### WRITTEN INSTRUCTION:
Reproduce all of the records exactly.
-- start --
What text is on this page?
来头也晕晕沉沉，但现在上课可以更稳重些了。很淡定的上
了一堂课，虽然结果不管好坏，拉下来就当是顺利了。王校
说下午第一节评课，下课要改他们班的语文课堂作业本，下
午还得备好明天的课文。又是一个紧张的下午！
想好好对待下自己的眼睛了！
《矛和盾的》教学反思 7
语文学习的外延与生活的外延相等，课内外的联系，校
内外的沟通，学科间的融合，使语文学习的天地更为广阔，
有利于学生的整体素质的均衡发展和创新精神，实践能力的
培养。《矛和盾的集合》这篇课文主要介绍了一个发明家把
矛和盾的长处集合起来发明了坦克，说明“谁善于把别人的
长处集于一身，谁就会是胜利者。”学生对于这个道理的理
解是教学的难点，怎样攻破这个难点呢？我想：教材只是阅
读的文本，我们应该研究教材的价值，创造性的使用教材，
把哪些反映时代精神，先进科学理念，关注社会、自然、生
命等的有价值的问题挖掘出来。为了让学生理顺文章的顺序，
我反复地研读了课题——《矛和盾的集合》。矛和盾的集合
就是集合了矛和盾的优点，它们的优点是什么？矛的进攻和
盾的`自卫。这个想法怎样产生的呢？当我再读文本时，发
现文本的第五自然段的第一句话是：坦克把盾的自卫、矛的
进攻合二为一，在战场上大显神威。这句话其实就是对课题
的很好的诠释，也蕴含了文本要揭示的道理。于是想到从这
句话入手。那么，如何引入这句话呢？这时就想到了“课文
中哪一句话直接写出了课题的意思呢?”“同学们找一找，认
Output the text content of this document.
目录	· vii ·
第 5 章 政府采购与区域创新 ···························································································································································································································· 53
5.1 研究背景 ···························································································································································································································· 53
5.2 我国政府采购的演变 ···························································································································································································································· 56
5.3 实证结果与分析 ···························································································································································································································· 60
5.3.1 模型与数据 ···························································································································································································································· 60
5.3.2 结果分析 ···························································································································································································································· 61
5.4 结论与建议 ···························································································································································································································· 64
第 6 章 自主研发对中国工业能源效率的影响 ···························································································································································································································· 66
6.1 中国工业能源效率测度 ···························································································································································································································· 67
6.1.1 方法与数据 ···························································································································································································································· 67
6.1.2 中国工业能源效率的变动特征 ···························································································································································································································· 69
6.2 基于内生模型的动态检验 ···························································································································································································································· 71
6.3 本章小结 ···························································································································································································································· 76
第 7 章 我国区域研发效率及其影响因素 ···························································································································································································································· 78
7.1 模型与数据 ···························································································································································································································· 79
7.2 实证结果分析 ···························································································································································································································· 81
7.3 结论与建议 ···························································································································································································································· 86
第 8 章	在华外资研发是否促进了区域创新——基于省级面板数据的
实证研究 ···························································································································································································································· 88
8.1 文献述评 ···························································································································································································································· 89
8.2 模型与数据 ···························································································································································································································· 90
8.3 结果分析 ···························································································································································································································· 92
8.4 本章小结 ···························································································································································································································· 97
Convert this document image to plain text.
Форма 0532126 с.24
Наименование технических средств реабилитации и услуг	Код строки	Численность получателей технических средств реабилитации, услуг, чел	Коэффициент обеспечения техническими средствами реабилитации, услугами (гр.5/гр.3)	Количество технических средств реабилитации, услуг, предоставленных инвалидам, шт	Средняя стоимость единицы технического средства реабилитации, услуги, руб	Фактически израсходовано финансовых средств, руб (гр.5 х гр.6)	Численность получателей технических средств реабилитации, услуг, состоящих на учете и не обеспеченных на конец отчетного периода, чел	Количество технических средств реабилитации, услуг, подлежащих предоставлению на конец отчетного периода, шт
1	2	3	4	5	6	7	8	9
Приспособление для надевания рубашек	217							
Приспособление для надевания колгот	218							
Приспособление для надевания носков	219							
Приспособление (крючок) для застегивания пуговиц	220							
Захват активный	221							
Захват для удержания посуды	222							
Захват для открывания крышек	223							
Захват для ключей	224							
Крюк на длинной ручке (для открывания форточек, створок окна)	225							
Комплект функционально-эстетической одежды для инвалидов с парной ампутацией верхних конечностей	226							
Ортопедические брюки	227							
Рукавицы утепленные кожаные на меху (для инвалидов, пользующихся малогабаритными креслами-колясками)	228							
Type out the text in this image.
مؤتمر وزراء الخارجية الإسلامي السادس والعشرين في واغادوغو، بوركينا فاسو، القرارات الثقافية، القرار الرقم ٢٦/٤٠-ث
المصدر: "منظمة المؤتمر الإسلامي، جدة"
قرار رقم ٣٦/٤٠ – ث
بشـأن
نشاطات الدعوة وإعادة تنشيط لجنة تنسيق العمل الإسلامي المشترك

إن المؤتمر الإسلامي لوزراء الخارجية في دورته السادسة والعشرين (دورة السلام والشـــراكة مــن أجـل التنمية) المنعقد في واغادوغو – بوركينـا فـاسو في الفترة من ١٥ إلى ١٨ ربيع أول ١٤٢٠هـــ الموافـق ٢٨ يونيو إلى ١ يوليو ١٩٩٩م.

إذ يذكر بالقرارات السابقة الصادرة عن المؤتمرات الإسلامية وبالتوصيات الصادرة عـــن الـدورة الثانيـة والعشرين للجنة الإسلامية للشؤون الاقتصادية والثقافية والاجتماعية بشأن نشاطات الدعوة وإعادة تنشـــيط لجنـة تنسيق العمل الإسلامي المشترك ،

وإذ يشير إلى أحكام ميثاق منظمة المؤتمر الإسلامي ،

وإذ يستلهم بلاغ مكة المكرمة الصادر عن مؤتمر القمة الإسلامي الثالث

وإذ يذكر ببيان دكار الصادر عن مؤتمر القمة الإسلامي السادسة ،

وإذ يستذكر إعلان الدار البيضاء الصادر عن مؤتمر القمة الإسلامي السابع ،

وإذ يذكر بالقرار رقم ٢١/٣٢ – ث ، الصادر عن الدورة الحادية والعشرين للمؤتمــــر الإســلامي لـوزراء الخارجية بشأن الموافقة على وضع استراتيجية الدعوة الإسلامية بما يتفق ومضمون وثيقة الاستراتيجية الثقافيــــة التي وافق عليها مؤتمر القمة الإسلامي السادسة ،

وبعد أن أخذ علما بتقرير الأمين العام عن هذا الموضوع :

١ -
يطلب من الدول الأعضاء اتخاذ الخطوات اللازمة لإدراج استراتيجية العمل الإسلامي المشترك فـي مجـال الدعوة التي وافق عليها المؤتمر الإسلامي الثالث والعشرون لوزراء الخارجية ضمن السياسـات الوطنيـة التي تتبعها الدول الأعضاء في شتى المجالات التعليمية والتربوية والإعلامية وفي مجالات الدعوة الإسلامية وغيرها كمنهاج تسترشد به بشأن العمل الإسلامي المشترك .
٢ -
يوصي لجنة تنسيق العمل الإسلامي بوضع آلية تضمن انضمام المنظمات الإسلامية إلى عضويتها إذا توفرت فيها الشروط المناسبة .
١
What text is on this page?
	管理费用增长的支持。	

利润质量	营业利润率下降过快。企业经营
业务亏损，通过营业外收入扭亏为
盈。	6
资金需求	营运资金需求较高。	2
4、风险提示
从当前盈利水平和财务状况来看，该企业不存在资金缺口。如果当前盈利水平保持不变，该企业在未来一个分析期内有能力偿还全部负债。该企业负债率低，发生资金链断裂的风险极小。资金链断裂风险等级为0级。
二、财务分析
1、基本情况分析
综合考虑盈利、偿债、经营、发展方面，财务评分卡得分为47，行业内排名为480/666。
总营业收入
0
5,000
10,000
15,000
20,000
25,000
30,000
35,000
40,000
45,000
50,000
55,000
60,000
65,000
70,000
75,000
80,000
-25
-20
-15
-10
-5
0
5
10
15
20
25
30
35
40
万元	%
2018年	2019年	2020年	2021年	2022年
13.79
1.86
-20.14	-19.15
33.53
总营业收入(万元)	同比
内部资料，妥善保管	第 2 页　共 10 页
-- end --
### TASK ANSWER:
What text is on this page?
来头也晕晕沉沉，但现在上课可以更稳重些了。很淡定的上
了一堂课，虽然结果不管好坏，拉下来就当是顺利了。王校
说下午第一节评课，下课要改他们班的语文课堂作业本，下
午还得备好明天的课文。又是一个紧张的下午！
想好好对待下自己的眼睛了！
《矛和盾的》教学反思 7
语文学习的外延与生活的外延相等，课内外的联系，校
内外的沟通，学科间的融合，使语文学习的天地更为广阔，
有利于学生的整体素质的均衡发展和创新精神，实践能力的
培养。《矛和盾的集合》这篇课文主要介绍了一个发明家把
矛和盾的长处集合起来发明了坦克，说明“谁善于把别人的
长处集于一身，谁就会是胜利者。”学生对于这个道理的理
解是教学的难点，怎样攻破这个难点呢？我想：教材只是阅
读的文本，我们应该研究教材的价值，创造性的使用教材，
把哪些反映时代精神，先进科学理念，关注社会、自然、生
命等的有价值的问题挖掘出来。为了让学生理顺文章的顺序，
我反复地研读了课题——《矛和盾的集合》。矛和盾的集合
就是集合了矛和盾的优点，它们的优点是什么？矛的进攻和
盾的`自卫。这个想法怎样产生的呢？当我再读文本时，发
现文本的第五自然段的第一句话是：坦克把盾的自卫、矛的
进攻合二为一，在战场上大显神威。这句话其实就是对课题
的很好的诠释，也蕴含了文本要揭示的道理。于是想到从这
句话入手。那么，如何引入这句话呢？这时就想到了“课文
中哪一句话直接写出了课题的意思呢?”“同学们找一找，认
Output the text content of this document.
目录	· vii ·
第 5 章 政府采购与区域创新 ···························································································································································································································· 53
5.1 研究背景 ···························································································································································································································· 53
5.2 我国政府采购的演变 ···························································································································································································································· 56
5.3 实证结果与分析 ···························································································································································································································· 60
5.3.1 模型与数据 ···························································································································································································································· 60
5.3.2 结果分析 ···························································································································································································································· 61
5.4 结论与建议 ···························································································································································································································· 64
第 6 章 自主研发对中国工业能源效率的影响 ···························································································································································································································· 66
6.1 中国工业能源效率测度 ···························································································································································································································· 67
6.1.1 方法与数据 ···························································································································································································································· 67
6.1.2 中国工业能源效率的变动特征 ···························································································································································································································· 69
6.2 基于内生模型的动态检验 ···························································································································································································································· 71
6.3 本章小结 ···························································································································································································································· 76
第 7 章 我国区域研发效率及其影响因素 ···························································································································································································································· 78
7.1 模型与数据 ···························································································································································································································· 79
7.2 实证结果分析 ···························································································································································································································· 81
7.3 结论与建议 ···························································································································································································································· 86
第 8 章	在华外资研发是否促进了区域创新——基于省级面板数据的
实证研究 ···························································································································································································································· 88
8.1 文献述评 ···························································································································································································································· 89
8.2 模型与数据 ···························································································································································································································· 90
8.3 结果分析 ···························································································································································································································· 92
8.4 本章小结 ···························································································································································································································· 97
Convert this document image to plain text.
Форма 0532126 с.24
Наименование технических средств реабилитации и услуг	Код строки	Численность получателей технических средств реабилитации, услуг, чел	Коэффициент обеспечения техническими средствами реабилитации, услугами (гр.5/гр.3)	Количество технических средств реабилитации, услуг, предоставленных инвалидам, шт	Средняя стоимость единицы технического средства реабилитации, услуги, руб	Фактически израсходовано финансовых средств, руб (гр.5 х гр.6)	Численность получателей технических средств реабилитации, услуг, состоящих на учете и не обеспеченных на конец отчетного периода, чел	Количество технических средств реабилитации, услуг, подлежащих предоставлению на конец отчетного периода, шт
1	2	3	4	5	6	7	8	9
Приспособление для надевания рубашек	217							
Приспособление для надевания колгот	218							
Приспособление для надевания носков	219							
Приспособление (крючок) для застегивания пуговиц	220							
Захват активный	221							
Захват для удержания посуды	222							
Захват для открывания крышек	223							
Захват для ключей	224							
Крюк на длинной ручке (для открывания форточек, створок окна)	225							
Комплект функционально-эстетической одежды для инвалидов с парной ампутацией верхних конечностей	226							
Ортопедические брюки	227							
Рукавицы утепленные кожаные на меху (для инвалидов, пользующихся малогабаритными креслами-колясками)	228							
Type out the text in this image.
مؤتمر وزراء الخارجية الإسلامي السادس والعشرين في واغادوغو، بوركينا فاسو، القرارات الثقافية، القرار الرقم ٢٦/٤٠-ث
المصدر: "منظمة المؤتمر الإسلامي، جدة"
قرار رقم ٣٦/٤٠ – ث
بشـأن
نشاطات الدعوة وإعادة تنشيط لجنة تنسيق العمل الإسلامي المشترك

إن المؤتمر الإسلامي لوزراء الخارجية في دورته السادسة والعشرين (دورة السلام والشـــراكة مــن أجـل التنمية) المنعقد في واغادوغو – بوركينـا فـاسو في الفترة من ١٥ إلى ١٨ ربيع أول ١٤٢٠هـــ الموافـق ٢٨ يونيو إلى ١ يوليو ١٩٩٩م.

إذ يذكر بالقرارات السابقة الصادرة عن المؤتمرات الإسلامية وبالتوصيات الصادرة عـــن الـدورة الثانيـة والعشرين للجنة الإسلامية للشؤون الاقتصادية والثقافية والاجتماعية بشأن نشاطات الدعوة وإعادة تنشـــيط لجنـة تنسيق العمل الإسلامي المشترك ،

وإذ يشير إلى أحكام ميثاق منظمة المؤتمر الإسلامي ،

وإذ يستلهم بلاغ مكة المكرمة الصادر عن مؤتمر القمة الإسلامي الثالث

وإذ يذكر ببيان دكار الصادر عن مؤتمر القمة الإسلامي السادسة ،

وإذ يستذكر إعلان الدار البيضاء الصادر عن مؤتمر القمة الإسلامي السابع ،

وإذ يذكر بالقرار رقم ٢١/٣٢ – ث ، الصادر عن الدورة الحادية والعشرين للمؤتمــــر الإســلامي لـوزراء الخارجية بشأن الموافقة على وضع استراتيجية الدعوة الإسلامية بما يتفق ومضمون وثيقة الاستراتيجية الثقافيــــة التي وافق عليها مؤتمر القمة الإسلامي السادسة ،

وبعد أن أخذ علما بتقرير الأمين العام عن هذا الموضوع :

١ -
يطلب من الدول الأعضاء اتخاذ الخطوات اللازمة لإدراج استراتيجية العمل الإسلامي المشترك فـي مجـال الدعوة التي وافق عليها المؤتمر الإسلامي الثالث والعشرون لوزراء الخارجية ضمن السياسـات الوطنيـة التي تتبعها الدول الأعضاء في شتى المجالات التعليمية والتربوية والإعلامية وفي مجالات الدعوة الإسلامية وغيرها كمنهاج تسترشد به بشأن العمل الإسلامي المشترك .
٢ -
يوصي لجنة تنسيق العمل الإسلامي بوضع آلية تضمن انضمام المنظمات الإسلامية إلى عضويتها إذا توفرت فيها الشروط المناسبة .
١
What text is on this page?
	管理费用增长的支持。	

利润质量	营业利润率下降过快。企业经营
业务亏损，通过营业外收入扭亏为
盈。	6
资金需求	营运资金需求较高。	2
4、风险提示
从当前盈利水平和财务状况来看，该企业不存在资金缺口。如果当前盈利水平保持不变，该企业在未来一个分析期内有能力偿还全部负债。该企业负债率低，发生资金链断裂的风险极小。资金链断裂风险等级为0级。
二、财务分析
1、基本情况分析
综合考虑盈利、偿债、经营、发展方面，财务评分卡得分为47，行业内排名为480/666。
总营业收入
0
5,000
10,000
15,000
20,000
25,000
30,000
35,000
40,000
45,000
50,000
55,000
60,000
65,000
70,000
75,000
80,000
-25
-20
-15
-10
-5
0
5
10
15
20
25
30
35
40
万元	%
2018年	2019年	2020年	2021年	2022年
13.79
1.86
-20.14	-19.15
33.53
总营业收入(万元)	同比
内部资料，妥善保管	第 2 页　共 10 页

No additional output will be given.